What you need to do | In this exercise, reproduce all the entries that follow exactly.

Supplied records |

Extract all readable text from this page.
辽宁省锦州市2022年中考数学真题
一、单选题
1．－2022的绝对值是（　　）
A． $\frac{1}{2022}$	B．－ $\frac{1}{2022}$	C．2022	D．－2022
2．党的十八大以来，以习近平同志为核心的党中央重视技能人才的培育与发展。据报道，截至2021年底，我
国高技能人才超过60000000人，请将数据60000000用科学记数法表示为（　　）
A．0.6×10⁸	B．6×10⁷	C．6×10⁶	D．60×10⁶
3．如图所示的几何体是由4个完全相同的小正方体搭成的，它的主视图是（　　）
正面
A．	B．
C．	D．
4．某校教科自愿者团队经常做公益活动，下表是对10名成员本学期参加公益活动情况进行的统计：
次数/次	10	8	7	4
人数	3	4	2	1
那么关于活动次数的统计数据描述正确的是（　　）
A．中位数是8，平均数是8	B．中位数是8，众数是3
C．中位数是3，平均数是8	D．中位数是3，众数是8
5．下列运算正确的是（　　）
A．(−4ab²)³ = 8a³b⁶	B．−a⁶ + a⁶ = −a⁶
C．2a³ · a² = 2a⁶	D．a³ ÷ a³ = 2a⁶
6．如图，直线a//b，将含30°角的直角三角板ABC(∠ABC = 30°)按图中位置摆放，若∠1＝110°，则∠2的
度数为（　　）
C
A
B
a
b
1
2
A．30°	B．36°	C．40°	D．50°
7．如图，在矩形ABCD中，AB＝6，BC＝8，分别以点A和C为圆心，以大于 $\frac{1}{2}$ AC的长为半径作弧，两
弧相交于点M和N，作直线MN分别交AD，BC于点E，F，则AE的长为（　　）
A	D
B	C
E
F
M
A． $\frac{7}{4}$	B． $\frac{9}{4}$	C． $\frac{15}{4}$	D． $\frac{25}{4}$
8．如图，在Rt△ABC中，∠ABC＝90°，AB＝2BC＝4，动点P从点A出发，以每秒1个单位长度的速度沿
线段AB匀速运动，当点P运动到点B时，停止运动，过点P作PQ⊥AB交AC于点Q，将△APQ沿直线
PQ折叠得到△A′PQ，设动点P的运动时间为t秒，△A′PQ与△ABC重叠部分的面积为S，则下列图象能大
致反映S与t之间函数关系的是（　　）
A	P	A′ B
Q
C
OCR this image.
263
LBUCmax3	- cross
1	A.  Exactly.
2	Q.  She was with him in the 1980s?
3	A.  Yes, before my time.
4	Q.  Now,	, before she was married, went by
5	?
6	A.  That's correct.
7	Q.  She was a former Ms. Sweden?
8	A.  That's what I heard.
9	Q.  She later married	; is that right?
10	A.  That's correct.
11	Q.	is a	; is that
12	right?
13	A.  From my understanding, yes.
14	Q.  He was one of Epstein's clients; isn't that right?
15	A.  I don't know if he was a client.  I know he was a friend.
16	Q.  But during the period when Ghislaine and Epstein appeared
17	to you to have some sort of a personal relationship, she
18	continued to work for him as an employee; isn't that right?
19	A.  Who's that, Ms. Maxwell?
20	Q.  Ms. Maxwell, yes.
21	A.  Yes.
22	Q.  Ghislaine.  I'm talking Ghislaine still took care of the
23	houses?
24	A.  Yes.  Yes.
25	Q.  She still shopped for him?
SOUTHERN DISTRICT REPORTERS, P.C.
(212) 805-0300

Result below |
Extract all readable text from this page.
辽宁省锦州市2022年中考数学真题
一、单选题
1．－2022的绝对值是（　　）
A． $\frac{1}{2022}$	B．－ $\frac{1}{2022}$	C．2022	D．－2022
2．党的十八大以来，以习近平同志为核心的党中央重视技能人才的培育与发展。据报道，截至2021年底，我
国高技能人才超过60000000人，请将数据60000000用科学记数法表示为（　　）
A．0.6×10⁸	B．6×10⁷	C．6×10⁶	D．60×10⁶
3．如图所示的几何体是由4个完全相同的小正方体搭成的，它的主视图是（　　）
正面
A．	B．
C．	D．
4．某校教科自愿者团队经常做公益活动，下表是对10名成员本学期参加公益活动情况进行的统计：
次数/次	10	8	7	4
人数	3	4	2	1
那么关于活动次数的统计数据描述正确的是（　　）
A．中位数是8，平均数是8	B．中位数是8，众数是3
C．中位数是3，平均数是8	D．中位数是3，众数是8
5．下列运算正确的是（　　）
A．(−4ab²)³ = 8a³b⁶	B．−a⁶ + a⁶ = −a⁶
C．2a³ · a² = 2a⁶	D．a³ ÷ a³ = 2a⁶
6．如图，直线a//b，将含30°角的直角三角板ABC(∠ABC = 30°)按图中位置摆放，若∠1＝110°，则∠2的
度数为（　　）
C
A
B
a
b
1
2
A．30°	B．36°	C．40°	D．50°
7．如图，在矩形ABCD中，AB＝6，BC＝8，分别以点A和C为圆心，以大于 $\frac{1}{2}$ AC的长为半径作弧，两
弧相交于点M和N，作直线MN分别交AD，BC于点E，F，则AE的长为（　　）
A	D
B	C
E
F
M
A． $\frac{7}{4}$	B． $\frac{9}{4}$	C． $\frac{15}{4}$	D． $\frac{25}{4}$
8．如图，在Rt△ABC中，∠ABC＝90°，AB＝2BC＝4，动点P从点A出发，以每秒1个单位长度的速度沿
线段AB匀速运动，当点P运动到点B时，停止运动，过点P作PQ⊥AB交AC于点Q，将△APQ沿直线
PQ折叠得到△A′PQ，设动点P的运动时间为t秒，△A′PQ与△ABC重叠部分的面积为S，则下列图象能大
致反映S与t之间函数关系的是（　　）
A	P	A′ B
Q
C
OCR this image.
263
LBUCmax3	- cross
1	A.  Exactly.
2	Q.  She was with him in the 1980s?
3	A.  Yes, before my time.
4	Q.  Now,	, before she was married, went by
5	?
6	A.  That's correct.
7	Q.  She was a former Ms. Sweden?
8	A.  That's what I heard.
9	Q.  She later married	; is that right?
10	A.  That's correct.
11	Q.	is a	; is that
12	right?
13	A.  From my understanding, yes.
14	Q.  He was one of Epstein's clients; isn't that right?
15	A.  I don't know if he was a client.  I know he was a friend.
16	Q.  But during the period when Ghislaine and Epstein appeared
17	to you to have some sort of a personal relationship, she
18	continued to work for him as an employee; isn't that right?
19	A.  Who's that, Ms. Maxwell?
20	Q.  Ms. Maxwell, yes.
21	A.  Yes.
22	Q.  Ghislaine.  I'm talking Ghislaine still took care of the
23	houses?
24	A.  Yes.  Yes.
25	Q.  She still shopped for him?
SOUTHERN DISTRICT REPORTERS, P.C.
(212) 805-0300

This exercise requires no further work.